• [STATED EXERCISE]
Write out every entry word for word.

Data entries
_____
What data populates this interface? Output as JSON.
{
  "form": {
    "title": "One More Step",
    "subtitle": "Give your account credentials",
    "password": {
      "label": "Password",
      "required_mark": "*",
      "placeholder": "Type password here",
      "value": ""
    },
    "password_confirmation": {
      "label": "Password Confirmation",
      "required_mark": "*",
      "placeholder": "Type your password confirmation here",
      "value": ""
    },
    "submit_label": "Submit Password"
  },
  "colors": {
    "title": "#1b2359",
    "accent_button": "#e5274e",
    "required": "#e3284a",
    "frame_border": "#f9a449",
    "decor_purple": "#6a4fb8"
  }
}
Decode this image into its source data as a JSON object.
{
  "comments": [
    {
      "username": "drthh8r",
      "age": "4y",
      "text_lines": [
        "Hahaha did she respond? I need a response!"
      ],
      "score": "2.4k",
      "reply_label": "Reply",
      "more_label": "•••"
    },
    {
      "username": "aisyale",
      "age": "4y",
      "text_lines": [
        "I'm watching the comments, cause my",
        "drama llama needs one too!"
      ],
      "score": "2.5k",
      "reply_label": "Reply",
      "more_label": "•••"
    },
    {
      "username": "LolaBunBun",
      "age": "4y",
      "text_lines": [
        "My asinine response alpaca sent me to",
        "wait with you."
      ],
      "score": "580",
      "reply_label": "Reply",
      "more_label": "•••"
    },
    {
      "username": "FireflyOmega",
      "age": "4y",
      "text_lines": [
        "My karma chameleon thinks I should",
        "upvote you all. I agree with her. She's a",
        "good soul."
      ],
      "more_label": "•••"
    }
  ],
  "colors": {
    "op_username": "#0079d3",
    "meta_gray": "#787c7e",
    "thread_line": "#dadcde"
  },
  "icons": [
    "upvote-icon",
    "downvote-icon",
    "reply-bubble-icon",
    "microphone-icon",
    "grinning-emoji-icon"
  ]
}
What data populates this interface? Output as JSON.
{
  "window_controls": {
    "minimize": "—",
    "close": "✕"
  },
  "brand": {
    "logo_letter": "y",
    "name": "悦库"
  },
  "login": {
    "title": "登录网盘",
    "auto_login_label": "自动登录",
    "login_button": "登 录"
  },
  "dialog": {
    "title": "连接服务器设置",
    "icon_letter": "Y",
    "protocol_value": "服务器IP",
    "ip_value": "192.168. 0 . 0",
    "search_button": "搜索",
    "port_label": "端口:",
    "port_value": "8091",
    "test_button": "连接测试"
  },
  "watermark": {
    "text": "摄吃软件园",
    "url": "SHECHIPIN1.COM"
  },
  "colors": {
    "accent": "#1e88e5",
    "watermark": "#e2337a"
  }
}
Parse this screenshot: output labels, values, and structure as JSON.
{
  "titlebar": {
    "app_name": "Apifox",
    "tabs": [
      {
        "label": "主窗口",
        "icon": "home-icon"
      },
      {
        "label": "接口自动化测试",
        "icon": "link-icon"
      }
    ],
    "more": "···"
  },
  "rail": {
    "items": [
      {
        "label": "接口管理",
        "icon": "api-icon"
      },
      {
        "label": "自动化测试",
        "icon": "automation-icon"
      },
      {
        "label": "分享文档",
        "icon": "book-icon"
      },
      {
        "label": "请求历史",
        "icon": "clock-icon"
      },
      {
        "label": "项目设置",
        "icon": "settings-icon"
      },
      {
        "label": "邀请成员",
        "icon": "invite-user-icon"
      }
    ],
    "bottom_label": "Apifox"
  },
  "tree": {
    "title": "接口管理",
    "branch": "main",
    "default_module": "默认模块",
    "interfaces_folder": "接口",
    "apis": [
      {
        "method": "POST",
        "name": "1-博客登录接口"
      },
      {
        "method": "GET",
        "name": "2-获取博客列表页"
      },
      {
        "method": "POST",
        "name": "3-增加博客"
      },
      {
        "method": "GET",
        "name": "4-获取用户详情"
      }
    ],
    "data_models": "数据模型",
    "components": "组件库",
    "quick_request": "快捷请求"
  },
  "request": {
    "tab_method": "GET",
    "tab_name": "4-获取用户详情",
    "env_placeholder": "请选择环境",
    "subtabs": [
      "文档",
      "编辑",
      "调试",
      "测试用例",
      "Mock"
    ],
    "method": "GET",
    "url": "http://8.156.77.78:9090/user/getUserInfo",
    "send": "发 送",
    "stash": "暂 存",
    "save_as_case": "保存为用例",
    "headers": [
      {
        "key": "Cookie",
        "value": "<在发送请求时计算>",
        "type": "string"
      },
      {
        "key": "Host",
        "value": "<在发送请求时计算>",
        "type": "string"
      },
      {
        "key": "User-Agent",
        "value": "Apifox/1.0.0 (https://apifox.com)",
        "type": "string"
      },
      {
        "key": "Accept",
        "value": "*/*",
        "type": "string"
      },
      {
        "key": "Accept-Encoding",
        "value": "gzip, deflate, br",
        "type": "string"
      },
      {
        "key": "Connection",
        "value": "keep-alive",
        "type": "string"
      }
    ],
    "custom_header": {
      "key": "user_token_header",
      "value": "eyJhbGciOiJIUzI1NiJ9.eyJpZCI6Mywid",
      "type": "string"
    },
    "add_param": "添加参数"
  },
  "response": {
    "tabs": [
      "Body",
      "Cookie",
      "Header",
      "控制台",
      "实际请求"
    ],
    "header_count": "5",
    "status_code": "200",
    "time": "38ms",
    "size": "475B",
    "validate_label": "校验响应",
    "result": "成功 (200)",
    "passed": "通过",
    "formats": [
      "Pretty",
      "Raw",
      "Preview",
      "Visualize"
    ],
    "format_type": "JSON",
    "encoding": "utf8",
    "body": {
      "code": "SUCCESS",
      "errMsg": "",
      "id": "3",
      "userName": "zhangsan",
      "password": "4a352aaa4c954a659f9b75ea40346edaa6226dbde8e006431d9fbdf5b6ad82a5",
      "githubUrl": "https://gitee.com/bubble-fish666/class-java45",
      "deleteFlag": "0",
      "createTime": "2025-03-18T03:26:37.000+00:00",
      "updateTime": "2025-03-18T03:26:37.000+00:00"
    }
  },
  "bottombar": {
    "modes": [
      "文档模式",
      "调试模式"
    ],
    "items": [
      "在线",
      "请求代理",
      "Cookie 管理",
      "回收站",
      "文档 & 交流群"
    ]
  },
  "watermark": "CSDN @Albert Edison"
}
_____
• [EXERCISE RESPONSE]
What data populates this interface? Output as JSON.
{
  "form": {
    "title": "One More Step",
    "subtitle": "Give your account credentials",
    "password": {
      "label": "Password",
      "required_mark": "*",
      "placeholder": "Type password here",
      "value": ""
    },
    "password_confirmation": {
      "label": "Password Confirmation",
      "required_mark": "*",
      "placeholder": "Type your password confirmation here",
      "value": ""
    },
    "submit_label": "Submit Password"
  },
  "colors": {
    "title": "#1b2359",
    "accent_button": "#e5274e",
    "required": "#e3284a",
    "frame_border": "#f9a449",
    "decor_purple": "#6a4fb8"
  }
}
Decode this image into its source data as a JSON object.
{
  "comments": [
    {
      "username": "drthh8r",
      "age": "4y",
      "text_lines": [
        "Hahaha did she respond? I need a response!"
      ],
      "score": "2.4k",
      "reply_label": "Reply",
      "more_label": "•••"
    },
    {
      "username": "aisyale",
      "age": "4y",
      "text_lines": [
        "I'm watching the comments, cause my",
        "drama llama needs one too!"
      ],
      "score": "2.5k",
      "reply_label": "Reply",
      "more_label": "•••"
    },
    {
      "username": "LolaBunBun",
      "age": "4y",
      "text_lines": [
        "My asinine response alpaca sent me to",
        "wait with you."
      ],
      "score": "580",
      "reply_label": "Reply",
      "more_label": "•••"
    },
    {
      "username": "FireflyOmega",
      "age": "4y",
      "text_lines": [
        "My karma chameleon thinks I should",
        "upvote you all. I agree with her. She's a",
        "good soul."
      ],
      "more_label": "•••"
    }
  ],
  "colors": {
    "op_username": "#0079d3",
    "meta_gray": "#787c7e",
    "thread_line": "#dadcde"
  },
  "icons": [
    "upvote-icon",
    "downvote-icon",
    "reply-bubble-icon",
    "microphone-icon",
    "grinning-emoji-icon"
  ]
}
What data populates this interface? Output as JSON.
{
  "window_controls": {
    "minimize": "—",
    "close": "✕"
  },
  "brand": {
    "logo_letter": "y",
    "name": "悦库"
  },
  "login": {
    "title": "登录网盘",
    "auto_login_label": "自动登录",
    "login_button": "登 录"
  },
  "dialog": {
    "title": "连接服务器设置",
    "icon_letter": "Y",
    "protocol_value": "服务器IP",
    "ip_value": "192.168. 0 . 0",
    "search_button": "搜索",
    "port_label": "端口:",
    "port_value": "8091",
    "test_button": "连接测试"
  },
  "watermark": {
    "text": "摄吃软件园",
    "url": "SHECHIPIN1.COM"
  },
  "colors": {
    "accent": "#1e88e5",
    "watermark": "#e2337a"
  }
}
Parse this screenshot: output labels, values, and structure as JSON.
{
  "titlebar": {
    "app_name": "Apifox",
    "tabs": [
      {
        "label": "主窗口",
        "icon": "home-icon"
      },
      {
        "label": "接口自动化测试",
        "icon": "link-icon"
      }
    ],
    "more": "···"
  },
  "rail": {
    "items": [
      {
        "label": "接口管理",
        "icon": "api-icon"
      },
      {
        "label": "自动化测试",
        "icon": "automation-icon"
      },
      {
        "label": "分享文档",
        "icon": "book-icon"
      },
      {
        "label": "请求历史",
        "icon": "clock-icon"
      },
      {
        "label": "项目设置",
        "icon": "settings-icon"
      },
      {
        "label": "邀请成员",
        "icon": "invite-user-icon"
      }
    ],
    "bottom_label": "Apifox"
  },
  "tree": {
    "title": "接口管理",
    "branch": "main",
    "default_module": "默认模块",
    "interfaces_folder": "接口",
    "apis": [
      {
        "method": "POST",
        "name": "1-博客登录接口"
      },
      {
        "method": "GET",
        "name": "2-获取博客列表页"
      },
      {
        "method": "POST",
        "name": "3-增加博客"
      },
      {
        "method": "GET",
        "name": "4-获取用户详情"
      }
    ],
    "data_models": "数据模型",
    "components": "组件库",
    "quick_request": "快捷请求"
  },
  "request": {
    "tab_method": "GET",
    "tab_name": "4-获取用户详情",
    "env_placeholder": "请选择环境",
    "subtabs": [
      "文档",
      "编辑",
      "调试",
      "测试用例",
      "Mock"
    ],
    "method": "GET",
    "url": "http://8.156.77.78:9090/user/getUserInfo",
    "send": "发 送",
    "stash": "暂 存",
    "save_as_case": "保存为用例",
    "headers": [
      {
        "key": "Cookie",
        "value": "<在发送请求时计算>",
        "type": "string"
      },
      {
        "key": "Host",
        "value": "<在发送请求时计算>",
        "type": "string"
      },
      {
        "key": "User-Agent",
        "value": "Apifox/1.0.0 (https://apifox.com)",
        "type": "string"
      },
      {
        "key": "Accept",
        "value": "*/*",
        "type": "string"
      },
      {
        "key": "Accept-Encoding",
        "value": "gzip, deflate, br",
        "type": "string"
      },
      {
        "key": "Connection",
        "value": "keep-alive",
        "type": "string"
      }
    ],
    "custom_header": {
      "key": "user_token_header",
      "value": "eyJhbGciOiJIUzI1NiJ9.eyJpZCI6Mywid",
      "type": "string"
    },
    "add_param": "添加参数"
  },
  "response": {
    "tabs": [
      "Body",
      "Cookie",
      "Header",
      "控制台",
      "实际请求"
    ],
    "header_count": "5",
    "status_code": "200",
    "time": "38ms",
    "size": "475B",
    "validate_label": "校验响应",
    "result": "成功 (200)",
    "passed": "通过",
    "formats": [
      "Pretty",
      "Raw",
      "Preview",
      "Visualize"
    ],
    "format_type": "JSON",
    "encoding": "utf8",
    "body": {
      "code": "SUCCESS",
      "errMsg": "",
      "id": "3",
      "userName": "zhangsan",
      "password": "4a352aaa4c954a659f9b75ea40346edaa6226dbde8e006431d9fbdf5b6ad82a5",
      "githubUrl": "https://gitee.com/bubble-fish666/class-java45",
      "deleteFlag": "0",
      "createTime": "2025-03-18T03:26:37.000+00:00",
      "updateTime": "2025-03-18T03:26:37.000+00:00"
    }
  },
  "bottombar": {
    "modes": [
      "文档模式",
      "调试模式"
    ],
    "items": [
      "在线",
      "请求代理",
      "Cookie 管理",
      "回收站",
      "文档 & 交流群"
    ]
  },
  "watermark": "CSDN @Albert Edison"
}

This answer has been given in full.